DIRECTIVE ▸ Skip the images. Copy the records exactly as written.

RAW RECORDS ▸

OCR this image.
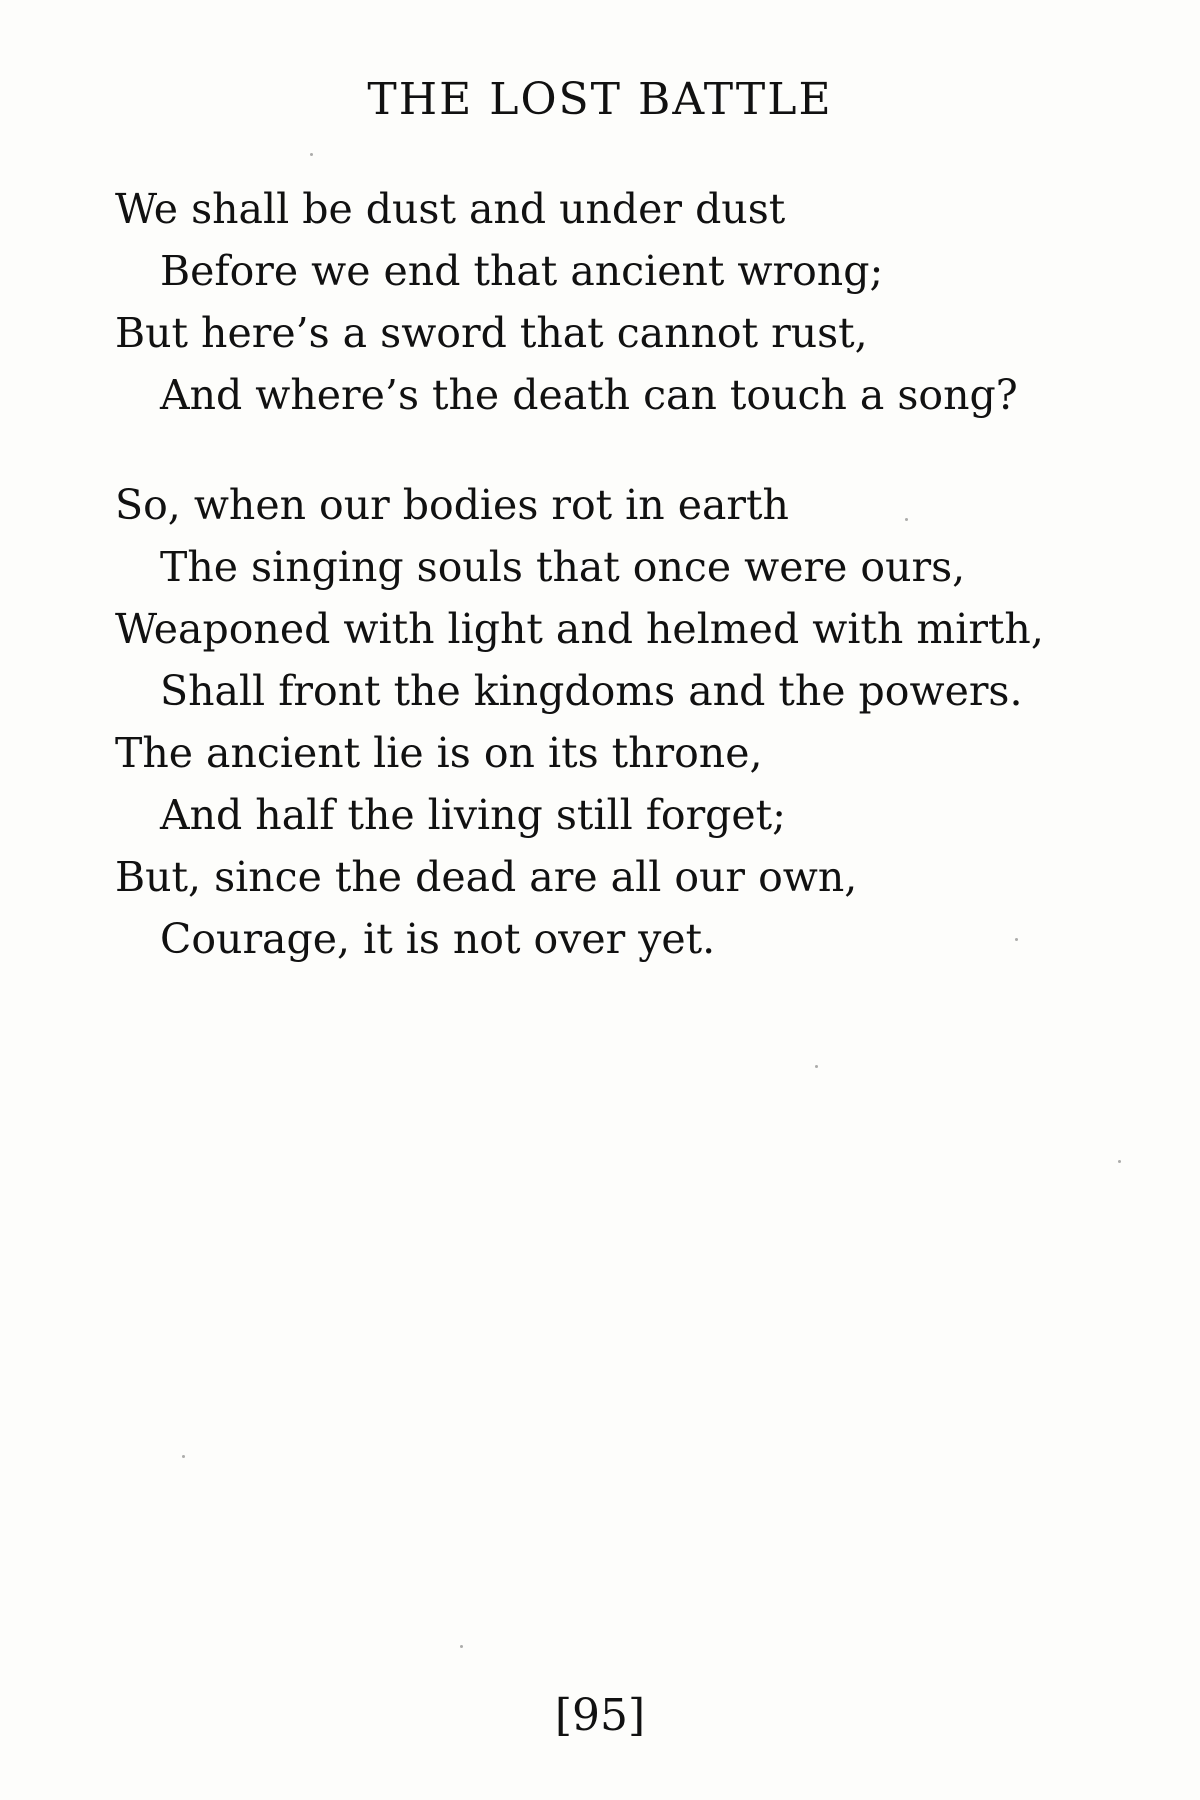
THE LOST BATTLE
We shall be dust and under dust
Before we end that ancient wrong;
But here’s a sword that cannot rust,
And where’s the death can touch a song?
So, when our bodies rot in earth
The singing souls that once were ours,
Weaponed with light and helmed with mirth,
Shall front the kingdoms and the powers.
The ancient lie is on its throne,
And half the living still forget;
But, since the dead are all our own,
Courage, it is not over yet.
[95]
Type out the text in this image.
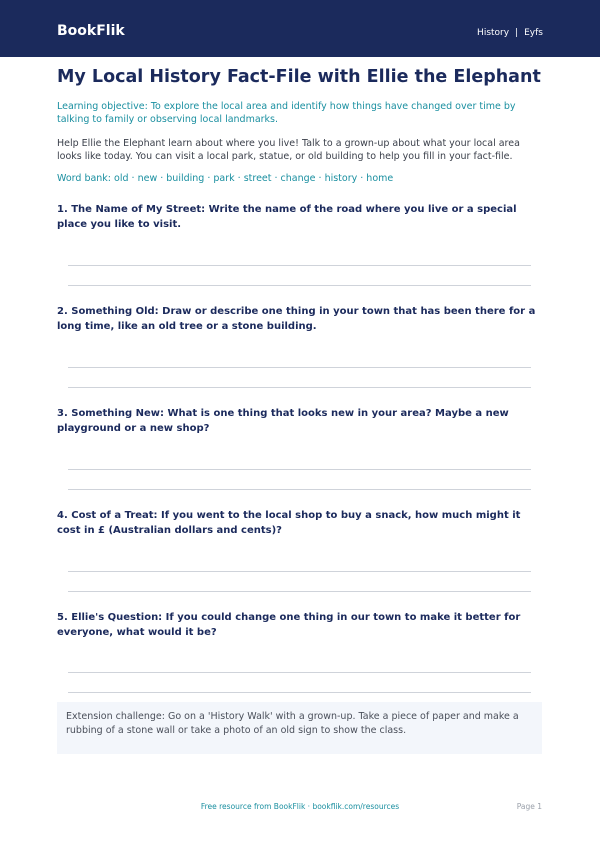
BookFlik	History | Eyfs
My Local History Fact-File with Ellie the Elephant

Learning objective: To explore the local area and identify how things have changed over time by talking to family or observing local landmarks.

Help Ellie the Elephant learn about where you live! Talk to a grown-up about what your local area looks like today. You can visit a local park, statue, or old building to help you fill in your fact-file.

Word bank: old · new · building · park · street · change · history · home

1. The Name of My Street: Write the name of the road where you live or a special place you like to visit.
2. Something Old: Draw or describe one thing in your town that has been there for a long time, like an old tree or a stone building.
3. Something New: What is one thing that looks new in your area? Maybe a new playground or a new shop?
4. Cost of a Treat: If you went to the local shop to buy a snack, how much might it cost in £ (Australian dollars and cents)?
5. Ellie's Question: If you could change one thing in our town to make it better for everyone, what would it be?
Extension challenge: Go on a 'History Walk' with a grown-up. Take a piece of paper and make a rubbing of a stone wall or take a photo of an old sign to show the class.
Free resource from BookFlik · bookflik.com/resources	Page 1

THE OUTPUT ▸
OCR this image.
THE LOST BATTLE
We shall be dust and under dust
Before we end that ancient wrong;
But here’s a sword that cannot rust,
And where’s the death can touch a song?
So, when our bodies rot in earth
The singing souls that once were ours,
Weaponed with light and helmed with mirth,
Shall front the kingdoms and the powers.
The ancient lie is on its throne,
And half the living still forget;
But, since the dead are all our own,
Courage, it is not over yet.
[95]
Type out the text in this image.
BookFlik	History | Eyfs
My Local History Fact-File with Ellie the Elephant

Learning objective: To explore the local area and identify how things have changed over time by talking to family or observing local landmarks.

Help Ellie the Elephant learn about where you live! Talk to a grown-up about what your local area looks like today. You can visit a local park, statue, or old building to help you fill in your fact-file.

Word bank: old · new · building · park · street · change · history · home

1. The Name of My Street: Write the name of the road where you live or a special place you like to visit.
2. Something Old: Draw or describe one thing in your town that has been there for a long time, like an old tree or a stone building.
3. Something New: What is one thing that looks new in your area? Maybe a new playground or a new shop?
4. Cost of a Treat: If you went to the local shop to buy a snack, how much might it cost in £ (Australian dollars and cents)?
5. Ellie's Question: If you could change one thing in our town to make it better for everyone, what would it be?
Extension challenge: Go on a 'History Walk' with a grown-up. Take a piece of paper and make a rubbing of a stone wall or take a photo of an old sign to show the class.
Free resource from BookFlik · bookflik.com/resources	Page 1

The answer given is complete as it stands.